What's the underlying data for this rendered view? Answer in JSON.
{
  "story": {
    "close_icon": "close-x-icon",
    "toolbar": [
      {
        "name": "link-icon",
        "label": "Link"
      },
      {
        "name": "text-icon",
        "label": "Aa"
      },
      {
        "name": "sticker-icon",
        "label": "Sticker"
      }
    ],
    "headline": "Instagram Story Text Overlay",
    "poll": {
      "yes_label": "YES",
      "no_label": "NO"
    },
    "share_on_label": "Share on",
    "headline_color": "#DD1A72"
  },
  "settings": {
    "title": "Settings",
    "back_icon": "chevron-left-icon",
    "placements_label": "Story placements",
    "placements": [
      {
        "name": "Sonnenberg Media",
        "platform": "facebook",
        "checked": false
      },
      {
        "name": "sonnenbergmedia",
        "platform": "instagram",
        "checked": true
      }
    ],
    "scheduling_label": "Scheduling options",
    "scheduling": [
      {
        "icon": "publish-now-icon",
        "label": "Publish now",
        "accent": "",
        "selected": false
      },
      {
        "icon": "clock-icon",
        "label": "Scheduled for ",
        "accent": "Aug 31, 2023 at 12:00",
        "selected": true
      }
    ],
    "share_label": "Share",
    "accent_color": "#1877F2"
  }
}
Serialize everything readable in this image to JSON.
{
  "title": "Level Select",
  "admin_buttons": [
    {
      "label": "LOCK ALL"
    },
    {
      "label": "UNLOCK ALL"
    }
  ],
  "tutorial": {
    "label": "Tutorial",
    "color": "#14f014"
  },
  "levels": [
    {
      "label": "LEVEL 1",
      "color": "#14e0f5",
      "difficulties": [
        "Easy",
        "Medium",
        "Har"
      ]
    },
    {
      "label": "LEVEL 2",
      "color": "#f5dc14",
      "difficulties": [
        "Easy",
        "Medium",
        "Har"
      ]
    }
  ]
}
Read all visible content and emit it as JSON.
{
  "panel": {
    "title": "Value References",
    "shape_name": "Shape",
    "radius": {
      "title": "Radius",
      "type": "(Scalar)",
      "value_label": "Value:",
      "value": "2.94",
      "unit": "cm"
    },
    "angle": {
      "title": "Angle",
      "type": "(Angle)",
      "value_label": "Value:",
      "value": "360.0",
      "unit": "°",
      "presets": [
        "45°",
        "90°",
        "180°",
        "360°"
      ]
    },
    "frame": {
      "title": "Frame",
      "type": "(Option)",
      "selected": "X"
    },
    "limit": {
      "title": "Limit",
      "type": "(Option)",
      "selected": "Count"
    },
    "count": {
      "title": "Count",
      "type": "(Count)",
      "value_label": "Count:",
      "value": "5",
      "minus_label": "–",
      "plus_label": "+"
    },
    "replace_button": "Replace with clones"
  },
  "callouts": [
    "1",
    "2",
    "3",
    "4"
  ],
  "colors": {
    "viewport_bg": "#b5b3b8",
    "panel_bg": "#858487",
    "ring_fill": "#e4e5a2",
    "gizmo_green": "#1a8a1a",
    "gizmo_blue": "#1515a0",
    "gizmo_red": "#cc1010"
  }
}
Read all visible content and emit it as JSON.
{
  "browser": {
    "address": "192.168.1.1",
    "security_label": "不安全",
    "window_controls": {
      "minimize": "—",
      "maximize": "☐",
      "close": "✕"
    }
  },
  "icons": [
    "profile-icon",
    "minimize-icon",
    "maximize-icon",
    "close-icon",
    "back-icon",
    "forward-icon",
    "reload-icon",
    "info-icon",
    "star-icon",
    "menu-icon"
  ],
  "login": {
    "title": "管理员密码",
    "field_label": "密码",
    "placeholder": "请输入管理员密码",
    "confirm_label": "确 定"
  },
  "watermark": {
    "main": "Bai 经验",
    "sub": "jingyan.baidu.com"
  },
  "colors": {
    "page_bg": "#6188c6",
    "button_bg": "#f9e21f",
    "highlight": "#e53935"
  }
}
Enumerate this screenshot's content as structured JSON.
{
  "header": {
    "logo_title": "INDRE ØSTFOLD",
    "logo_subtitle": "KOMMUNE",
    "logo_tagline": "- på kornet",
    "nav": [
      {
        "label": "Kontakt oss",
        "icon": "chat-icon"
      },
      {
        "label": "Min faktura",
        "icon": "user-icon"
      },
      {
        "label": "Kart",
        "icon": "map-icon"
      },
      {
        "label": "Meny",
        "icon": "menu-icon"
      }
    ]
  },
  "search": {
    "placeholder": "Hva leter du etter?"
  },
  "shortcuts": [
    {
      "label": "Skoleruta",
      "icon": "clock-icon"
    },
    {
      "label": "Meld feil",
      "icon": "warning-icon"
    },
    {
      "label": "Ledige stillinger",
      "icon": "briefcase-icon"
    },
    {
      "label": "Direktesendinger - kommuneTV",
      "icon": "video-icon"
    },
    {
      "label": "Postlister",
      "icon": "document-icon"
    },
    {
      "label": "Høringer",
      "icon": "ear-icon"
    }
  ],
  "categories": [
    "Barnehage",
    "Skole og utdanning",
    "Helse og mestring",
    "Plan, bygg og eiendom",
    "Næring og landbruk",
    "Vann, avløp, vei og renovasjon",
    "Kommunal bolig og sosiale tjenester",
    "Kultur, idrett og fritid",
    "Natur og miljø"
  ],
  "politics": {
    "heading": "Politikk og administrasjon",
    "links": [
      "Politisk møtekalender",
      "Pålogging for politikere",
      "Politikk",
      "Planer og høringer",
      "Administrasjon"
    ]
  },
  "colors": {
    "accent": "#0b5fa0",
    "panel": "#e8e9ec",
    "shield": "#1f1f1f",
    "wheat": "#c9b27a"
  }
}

::::

## Task brief
Write out each line of the data that holds the string "placeholder".

## Solved exercise
    "placeholder": "请输入管理员密码",
    "placeholder": "Hva leter du etter?"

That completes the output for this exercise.